Scan the data below for the string "this". Show every line where it turns up.

Material:
· · · ·
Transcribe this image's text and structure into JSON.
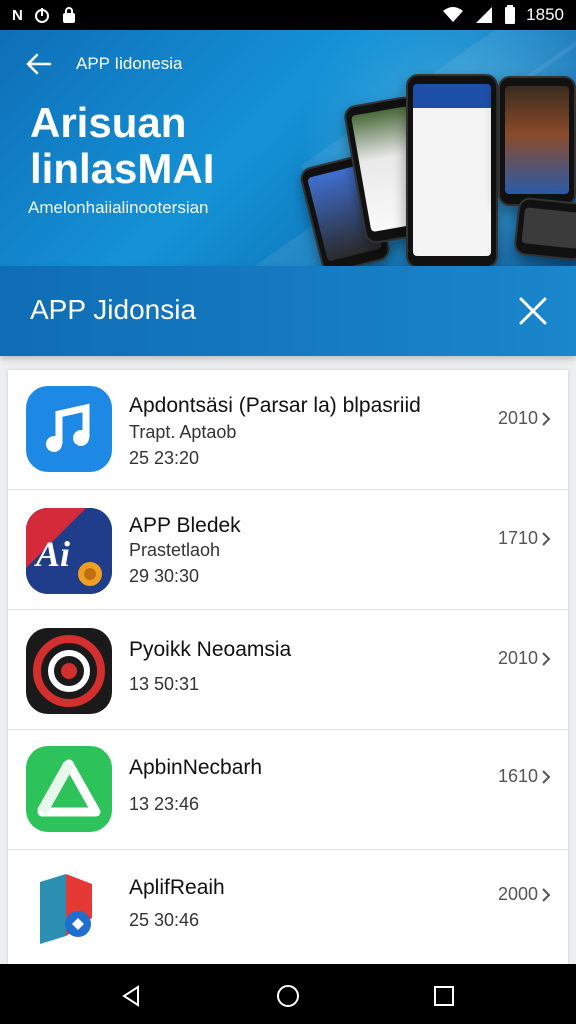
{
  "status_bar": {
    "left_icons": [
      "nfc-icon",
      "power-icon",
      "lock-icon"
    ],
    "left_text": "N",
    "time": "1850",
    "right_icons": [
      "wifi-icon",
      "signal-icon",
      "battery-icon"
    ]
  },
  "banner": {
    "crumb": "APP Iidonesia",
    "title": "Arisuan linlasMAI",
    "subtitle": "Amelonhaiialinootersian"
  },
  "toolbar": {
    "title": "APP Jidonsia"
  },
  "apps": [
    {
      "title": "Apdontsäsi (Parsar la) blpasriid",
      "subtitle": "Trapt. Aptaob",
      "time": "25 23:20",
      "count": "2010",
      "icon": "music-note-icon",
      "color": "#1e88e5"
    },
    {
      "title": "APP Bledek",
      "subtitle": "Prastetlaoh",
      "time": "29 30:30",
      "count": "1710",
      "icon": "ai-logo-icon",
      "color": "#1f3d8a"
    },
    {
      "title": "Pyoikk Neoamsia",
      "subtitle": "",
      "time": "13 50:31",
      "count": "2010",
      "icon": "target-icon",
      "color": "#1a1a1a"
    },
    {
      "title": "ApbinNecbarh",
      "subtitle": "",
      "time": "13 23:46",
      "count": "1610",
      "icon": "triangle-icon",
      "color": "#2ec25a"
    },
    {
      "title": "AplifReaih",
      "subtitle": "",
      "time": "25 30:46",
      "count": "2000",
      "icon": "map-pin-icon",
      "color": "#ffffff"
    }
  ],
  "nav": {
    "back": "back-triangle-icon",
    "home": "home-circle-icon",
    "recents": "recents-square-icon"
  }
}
· · · ·
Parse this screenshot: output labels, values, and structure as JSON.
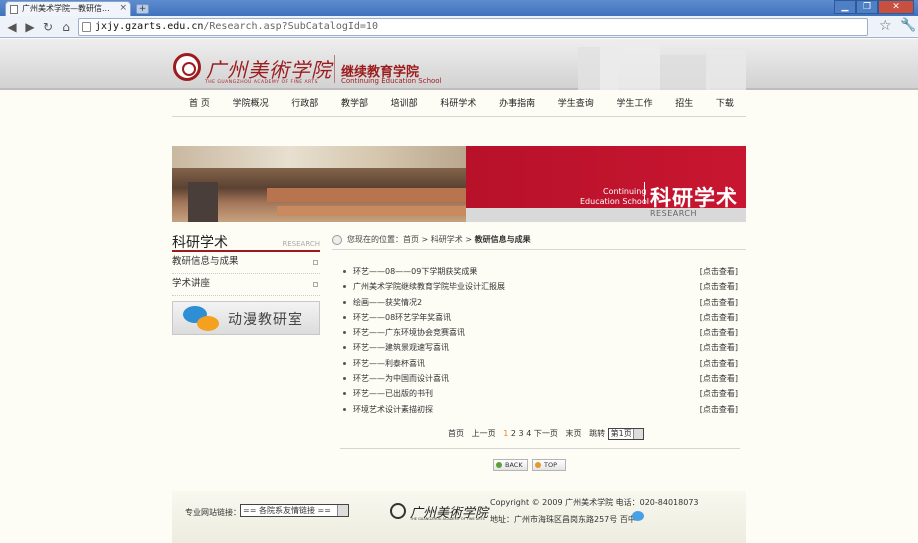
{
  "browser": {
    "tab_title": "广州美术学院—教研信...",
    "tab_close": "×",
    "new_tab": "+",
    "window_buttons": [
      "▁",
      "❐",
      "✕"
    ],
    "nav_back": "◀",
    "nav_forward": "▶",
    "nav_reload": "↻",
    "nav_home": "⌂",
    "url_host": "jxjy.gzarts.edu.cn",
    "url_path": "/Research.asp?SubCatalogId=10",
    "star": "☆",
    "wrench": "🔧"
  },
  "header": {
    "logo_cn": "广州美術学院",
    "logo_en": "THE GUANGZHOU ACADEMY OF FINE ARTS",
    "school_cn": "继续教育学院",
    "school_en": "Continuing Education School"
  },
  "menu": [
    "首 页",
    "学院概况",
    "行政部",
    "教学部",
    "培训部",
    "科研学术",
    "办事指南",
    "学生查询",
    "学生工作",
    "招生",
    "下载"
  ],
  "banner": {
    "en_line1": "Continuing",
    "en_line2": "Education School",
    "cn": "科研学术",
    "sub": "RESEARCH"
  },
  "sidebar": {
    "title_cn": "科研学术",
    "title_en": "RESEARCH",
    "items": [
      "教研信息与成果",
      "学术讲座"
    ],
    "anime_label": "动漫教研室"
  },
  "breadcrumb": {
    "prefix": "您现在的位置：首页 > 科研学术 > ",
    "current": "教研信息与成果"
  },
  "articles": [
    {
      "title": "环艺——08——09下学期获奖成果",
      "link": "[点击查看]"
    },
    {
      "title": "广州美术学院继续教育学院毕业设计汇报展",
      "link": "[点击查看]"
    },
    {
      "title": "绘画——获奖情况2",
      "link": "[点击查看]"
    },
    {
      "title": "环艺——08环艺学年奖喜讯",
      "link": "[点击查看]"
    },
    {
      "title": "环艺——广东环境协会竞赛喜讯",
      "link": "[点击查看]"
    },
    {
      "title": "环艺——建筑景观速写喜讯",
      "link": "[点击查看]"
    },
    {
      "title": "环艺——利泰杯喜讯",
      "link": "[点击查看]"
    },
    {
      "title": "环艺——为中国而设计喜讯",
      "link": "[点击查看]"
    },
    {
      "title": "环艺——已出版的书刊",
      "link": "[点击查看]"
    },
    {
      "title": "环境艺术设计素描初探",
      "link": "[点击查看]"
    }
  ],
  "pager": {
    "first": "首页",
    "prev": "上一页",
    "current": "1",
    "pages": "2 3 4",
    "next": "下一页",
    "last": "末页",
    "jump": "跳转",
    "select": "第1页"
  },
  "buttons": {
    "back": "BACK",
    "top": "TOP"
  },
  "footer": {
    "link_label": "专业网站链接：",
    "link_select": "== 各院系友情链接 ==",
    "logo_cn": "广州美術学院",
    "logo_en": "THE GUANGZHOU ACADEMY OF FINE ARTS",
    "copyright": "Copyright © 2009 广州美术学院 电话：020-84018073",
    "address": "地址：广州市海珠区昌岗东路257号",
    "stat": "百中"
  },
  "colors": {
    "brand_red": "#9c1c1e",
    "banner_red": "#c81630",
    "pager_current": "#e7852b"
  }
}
· · · ·
Complete response:
Transcribe this image's text and structure into JSON.
Parse this screenshot: output labels, values, and structure as JSON.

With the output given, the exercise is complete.